[Part of a data file]
########

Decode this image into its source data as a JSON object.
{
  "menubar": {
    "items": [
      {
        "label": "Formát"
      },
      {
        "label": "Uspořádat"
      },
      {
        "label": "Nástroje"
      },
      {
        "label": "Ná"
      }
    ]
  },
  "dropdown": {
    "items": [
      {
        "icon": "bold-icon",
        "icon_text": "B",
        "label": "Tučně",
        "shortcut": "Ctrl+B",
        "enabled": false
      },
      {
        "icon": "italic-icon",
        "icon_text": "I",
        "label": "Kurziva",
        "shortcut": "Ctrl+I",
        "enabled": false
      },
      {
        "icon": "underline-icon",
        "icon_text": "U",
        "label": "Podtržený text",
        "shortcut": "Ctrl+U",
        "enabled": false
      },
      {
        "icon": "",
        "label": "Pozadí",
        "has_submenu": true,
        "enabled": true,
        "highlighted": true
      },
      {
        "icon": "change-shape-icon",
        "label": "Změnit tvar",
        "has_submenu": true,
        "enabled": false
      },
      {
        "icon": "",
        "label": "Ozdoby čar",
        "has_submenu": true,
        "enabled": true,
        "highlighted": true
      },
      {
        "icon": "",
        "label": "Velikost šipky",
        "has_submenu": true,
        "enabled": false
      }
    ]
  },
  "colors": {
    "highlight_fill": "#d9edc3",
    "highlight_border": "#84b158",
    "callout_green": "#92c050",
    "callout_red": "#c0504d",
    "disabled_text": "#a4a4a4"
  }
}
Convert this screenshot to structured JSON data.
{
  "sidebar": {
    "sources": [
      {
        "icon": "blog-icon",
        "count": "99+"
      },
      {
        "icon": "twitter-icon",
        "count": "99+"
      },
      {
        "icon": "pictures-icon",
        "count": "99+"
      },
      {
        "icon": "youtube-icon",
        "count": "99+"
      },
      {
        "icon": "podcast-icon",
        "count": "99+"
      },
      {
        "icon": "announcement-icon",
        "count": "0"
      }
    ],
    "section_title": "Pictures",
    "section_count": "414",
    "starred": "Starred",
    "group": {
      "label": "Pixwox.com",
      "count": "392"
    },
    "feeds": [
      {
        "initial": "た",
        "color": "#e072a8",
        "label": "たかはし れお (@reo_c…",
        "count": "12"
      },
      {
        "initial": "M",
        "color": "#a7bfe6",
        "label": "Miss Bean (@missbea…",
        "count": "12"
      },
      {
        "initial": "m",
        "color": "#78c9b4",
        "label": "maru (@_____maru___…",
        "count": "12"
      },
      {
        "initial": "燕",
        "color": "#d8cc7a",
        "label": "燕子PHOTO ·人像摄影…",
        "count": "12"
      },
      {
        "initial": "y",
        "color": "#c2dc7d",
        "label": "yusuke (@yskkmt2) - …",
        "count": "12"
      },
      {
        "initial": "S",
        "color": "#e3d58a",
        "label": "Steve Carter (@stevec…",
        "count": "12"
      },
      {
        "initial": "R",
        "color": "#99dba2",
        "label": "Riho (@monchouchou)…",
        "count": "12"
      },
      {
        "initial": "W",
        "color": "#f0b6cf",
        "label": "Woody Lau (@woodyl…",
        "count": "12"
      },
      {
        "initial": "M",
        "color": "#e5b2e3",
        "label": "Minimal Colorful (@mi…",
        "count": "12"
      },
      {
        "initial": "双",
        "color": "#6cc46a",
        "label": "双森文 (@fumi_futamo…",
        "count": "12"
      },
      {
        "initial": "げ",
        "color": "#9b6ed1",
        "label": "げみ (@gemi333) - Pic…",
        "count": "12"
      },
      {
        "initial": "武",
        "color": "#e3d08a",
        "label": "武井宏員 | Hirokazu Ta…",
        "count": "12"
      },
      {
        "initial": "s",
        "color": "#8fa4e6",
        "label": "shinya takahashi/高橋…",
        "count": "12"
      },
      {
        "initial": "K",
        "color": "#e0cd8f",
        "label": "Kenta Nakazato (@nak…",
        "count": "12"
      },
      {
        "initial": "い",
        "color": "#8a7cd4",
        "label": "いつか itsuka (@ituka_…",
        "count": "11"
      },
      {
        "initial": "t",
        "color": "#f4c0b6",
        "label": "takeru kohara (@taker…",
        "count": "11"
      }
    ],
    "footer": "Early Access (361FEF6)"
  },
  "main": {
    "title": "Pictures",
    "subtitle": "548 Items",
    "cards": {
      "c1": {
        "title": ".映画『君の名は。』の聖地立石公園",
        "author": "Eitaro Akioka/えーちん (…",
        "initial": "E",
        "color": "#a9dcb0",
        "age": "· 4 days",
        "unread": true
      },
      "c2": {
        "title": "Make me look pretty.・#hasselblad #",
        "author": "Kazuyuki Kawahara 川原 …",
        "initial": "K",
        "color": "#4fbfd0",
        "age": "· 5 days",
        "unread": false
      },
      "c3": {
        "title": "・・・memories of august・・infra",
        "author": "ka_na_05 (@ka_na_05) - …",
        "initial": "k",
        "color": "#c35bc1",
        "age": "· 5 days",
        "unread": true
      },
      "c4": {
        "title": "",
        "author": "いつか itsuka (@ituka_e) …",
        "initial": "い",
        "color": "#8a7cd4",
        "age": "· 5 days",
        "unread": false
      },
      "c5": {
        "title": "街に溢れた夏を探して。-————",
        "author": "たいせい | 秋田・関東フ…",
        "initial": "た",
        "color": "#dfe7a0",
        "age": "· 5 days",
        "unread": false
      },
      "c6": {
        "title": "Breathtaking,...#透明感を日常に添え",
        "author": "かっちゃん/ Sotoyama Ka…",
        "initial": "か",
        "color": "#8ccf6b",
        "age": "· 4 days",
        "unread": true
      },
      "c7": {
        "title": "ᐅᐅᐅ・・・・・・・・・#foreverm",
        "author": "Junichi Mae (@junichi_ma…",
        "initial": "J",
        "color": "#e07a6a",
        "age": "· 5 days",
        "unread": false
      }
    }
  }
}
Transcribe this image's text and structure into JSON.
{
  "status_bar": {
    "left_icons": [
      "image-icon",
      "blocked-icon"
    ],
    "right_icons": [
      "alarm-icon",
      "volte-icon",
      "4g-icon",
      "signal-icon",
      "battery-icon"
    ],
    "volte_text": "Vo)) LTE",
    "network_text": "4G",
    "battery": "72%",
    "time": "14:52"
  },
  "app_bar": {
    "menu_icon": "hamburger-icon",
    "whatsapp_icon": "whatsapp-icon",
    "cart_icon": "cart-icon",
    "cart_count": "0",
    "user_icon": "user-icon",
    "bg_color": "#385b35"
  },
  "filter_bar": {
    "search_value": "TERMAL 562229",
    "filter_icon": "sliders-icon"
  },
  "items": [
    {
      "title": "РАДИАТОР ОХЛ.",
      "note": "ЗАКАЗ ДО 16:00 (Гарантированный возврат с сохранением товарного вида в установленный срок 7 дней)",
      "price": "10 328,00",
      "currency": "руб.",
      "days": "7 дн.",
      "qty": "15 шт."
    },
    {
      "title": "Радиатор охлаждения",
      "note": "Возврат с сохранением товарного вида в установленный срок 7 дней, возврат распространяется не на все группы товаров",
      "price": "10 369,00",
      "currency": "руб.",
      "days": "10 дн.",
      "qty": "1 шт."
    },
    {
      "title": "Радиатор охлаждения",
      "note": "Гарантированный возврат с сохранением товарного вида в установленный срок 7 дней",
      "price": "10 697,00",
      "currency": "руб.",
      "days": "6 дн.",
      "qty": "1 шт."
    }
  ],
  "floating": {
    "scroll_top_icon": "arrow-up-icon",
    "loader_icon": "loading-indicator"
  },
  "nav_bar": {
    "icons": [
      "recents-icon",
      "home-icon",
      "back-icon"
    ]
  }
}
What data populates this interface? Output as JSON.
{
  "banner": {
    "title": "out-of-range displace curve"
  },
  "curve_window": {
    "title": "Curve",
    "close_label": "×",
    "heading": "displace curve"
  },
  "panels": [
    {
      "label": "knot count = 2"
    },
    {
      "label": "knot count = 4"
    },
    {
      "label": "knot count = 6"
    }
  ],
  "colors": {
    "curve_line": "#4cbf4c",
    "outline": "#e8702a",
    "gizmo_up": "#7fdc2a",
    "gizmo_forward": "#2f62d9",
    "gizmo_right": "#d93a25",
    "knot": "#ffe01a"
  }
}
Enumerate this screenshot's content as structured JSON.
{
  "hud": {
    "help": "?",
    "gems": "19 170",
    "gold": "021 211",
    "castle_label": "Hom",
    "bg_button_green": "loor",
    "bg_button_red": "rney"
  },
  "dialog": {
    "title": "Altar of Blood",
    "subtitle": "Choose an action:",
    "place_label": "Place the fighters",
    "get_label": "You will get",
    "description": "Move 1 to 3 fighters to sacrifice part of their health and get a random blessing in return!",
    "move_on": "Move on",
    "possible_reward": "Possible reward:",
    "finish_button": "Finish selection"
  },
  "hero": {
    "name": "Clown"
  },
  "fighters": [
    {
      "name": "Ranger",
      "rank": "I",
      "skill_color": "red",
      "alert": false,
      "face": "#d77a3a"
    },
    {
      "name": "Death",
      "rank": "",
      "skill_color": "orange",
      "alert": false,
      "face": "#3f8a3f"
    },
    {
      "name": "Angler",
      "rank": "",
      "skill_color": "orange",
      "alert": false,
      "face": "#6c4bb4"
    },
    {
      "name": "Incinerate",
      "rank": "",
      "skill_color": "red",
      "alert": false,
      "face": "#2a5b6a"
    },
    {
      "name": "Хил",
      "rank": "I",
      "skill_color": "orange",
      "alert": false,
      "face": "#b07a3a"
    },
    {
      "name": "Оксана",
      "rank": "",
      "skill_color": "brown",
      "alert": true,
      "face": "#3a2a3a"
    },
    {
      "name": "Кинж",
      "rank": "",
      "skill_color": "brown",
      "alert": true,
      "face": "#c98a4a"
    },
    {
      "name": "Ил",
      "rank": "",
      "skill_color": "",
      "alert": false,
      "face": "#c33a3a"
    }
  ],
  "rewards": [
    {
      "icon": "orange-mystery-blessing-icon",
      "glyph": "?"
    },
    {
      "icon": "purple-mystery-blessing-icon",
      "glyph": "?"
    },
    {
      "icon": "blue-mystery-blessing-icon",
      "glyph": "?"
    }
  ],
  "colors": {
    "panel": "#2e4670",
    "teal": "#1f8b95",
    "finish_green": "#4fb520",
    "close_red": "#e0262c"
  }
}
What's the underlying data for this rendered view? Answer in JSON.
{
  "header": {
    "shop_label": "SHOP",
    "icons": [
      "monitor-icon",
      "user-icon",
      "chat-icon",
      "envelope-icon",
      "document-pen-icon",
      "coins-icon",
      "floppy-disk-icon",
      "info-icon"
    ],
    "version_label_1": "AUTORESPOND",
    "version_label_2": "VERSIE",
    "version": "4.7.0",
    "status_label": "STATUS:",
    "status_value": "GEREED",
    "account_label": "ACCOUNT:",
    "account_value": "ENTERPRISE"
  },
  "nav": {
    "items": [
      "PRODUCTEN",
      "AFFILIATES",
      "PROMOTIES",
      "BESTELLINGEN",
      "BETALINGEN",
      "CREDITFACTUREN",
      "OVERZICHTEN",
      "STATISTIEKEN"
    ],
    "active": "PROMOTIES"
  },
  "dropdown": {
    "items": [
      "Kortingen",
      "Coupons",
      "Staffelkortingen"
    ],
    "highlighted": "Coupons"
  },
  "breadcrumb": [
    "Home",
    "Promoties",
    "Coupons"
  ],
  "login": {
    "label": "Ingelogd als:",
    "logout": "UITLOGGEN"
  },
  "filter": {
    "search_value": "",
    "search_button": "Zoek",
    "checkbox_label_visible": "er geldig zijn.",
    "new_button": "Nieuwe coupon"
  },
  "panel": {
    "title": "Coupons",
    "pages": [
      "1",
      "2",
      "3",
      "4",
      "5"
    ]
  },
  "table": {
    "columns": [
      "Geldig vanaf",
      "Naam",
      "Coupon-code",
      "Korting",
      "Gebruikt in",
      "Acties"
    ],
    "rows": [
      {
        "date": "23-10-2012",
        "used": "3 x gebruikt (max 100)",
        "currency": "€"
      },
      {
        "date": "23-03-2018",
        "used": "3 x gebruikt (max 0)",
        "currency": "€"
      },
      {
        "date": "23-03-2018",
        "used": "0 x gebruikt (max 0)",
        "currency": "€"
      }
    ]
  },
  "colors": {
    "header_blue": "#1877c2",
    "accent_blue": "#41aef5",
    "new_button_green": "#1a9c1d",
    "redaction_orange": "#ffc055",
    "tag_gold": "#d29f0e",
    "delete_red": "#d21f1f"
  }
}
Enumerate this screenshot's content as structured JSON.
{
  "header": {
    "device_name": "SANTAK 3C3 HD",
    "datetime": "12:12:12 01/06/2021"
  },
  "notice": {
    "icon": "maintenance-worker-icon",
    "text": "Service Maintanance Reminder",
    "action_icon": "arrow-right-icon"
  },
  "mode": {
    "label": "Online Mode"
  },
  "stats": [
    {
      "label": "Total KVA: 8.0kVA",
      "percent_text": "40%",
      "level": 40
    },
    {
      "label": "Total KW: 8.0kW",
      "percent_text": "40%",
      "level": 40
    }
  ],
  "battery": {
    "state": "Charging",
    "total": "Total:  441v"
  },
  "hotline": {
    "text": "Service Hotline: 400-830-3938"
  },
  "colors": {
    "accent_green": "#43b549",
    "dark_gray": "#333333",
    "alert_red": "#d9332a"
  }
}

########

EXERCISE DETAILS –
Among the records above, find each line holding the string "this" and pull it out.

SOLUTION –
Decode this image into its source data as a JSON object.
Convert this screenshot to structured JSON data.
Transcribe this image's text and structure into JSON.
What data populates this interface? Output as JSON.
Enumerate this screenshot's content as structured JSON.
What's the underlying data for this rendered view? Answer in JSON.
Enumerate this screenshot's content as structured JSON.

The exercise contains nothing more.